▶ Work required
Tally the lines below that contain the word "constituency", and give only that number.

(Stored data entries)
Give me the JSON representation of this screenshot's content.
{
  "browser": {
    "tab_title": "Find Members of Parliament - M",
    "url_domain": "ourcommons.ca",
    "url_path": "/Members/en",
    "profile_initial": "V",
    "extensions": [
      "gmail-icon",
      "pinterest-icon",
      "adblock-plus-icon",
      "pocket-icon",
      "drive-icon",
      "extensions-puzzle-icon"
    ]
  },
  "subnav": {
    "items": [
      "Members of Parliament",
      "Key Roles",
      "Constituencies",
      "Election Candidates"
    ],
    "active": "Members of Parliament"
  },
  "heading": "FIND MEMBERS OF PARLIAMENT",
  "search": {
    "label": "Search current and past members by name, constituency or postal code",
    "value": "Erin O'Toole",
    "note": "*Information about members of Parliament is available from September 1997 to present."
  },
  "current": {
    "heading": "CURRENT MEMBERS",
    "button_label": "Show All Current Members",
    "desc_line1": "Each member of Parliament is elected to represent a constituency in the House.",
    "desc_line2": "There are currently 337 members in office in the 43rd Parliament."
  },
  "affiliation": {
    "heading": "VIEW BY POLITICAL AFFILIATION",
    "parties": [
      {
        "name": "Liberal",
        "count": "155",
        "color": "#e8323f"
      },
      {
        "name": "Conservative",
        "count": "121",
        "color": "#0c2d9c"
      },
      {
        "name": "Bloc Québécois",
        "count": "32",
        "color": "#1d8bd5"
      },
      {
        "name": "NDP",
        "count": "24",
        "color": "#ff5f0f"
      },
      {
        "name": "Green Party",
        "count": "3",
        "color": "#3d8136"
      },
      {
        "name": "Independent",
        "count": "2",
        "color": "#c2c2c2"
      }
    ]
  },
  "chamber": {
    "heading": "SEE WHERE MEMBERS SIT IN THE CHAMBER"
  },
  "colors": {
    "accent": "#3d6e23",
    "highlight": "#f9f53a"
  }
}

▶ Task output
2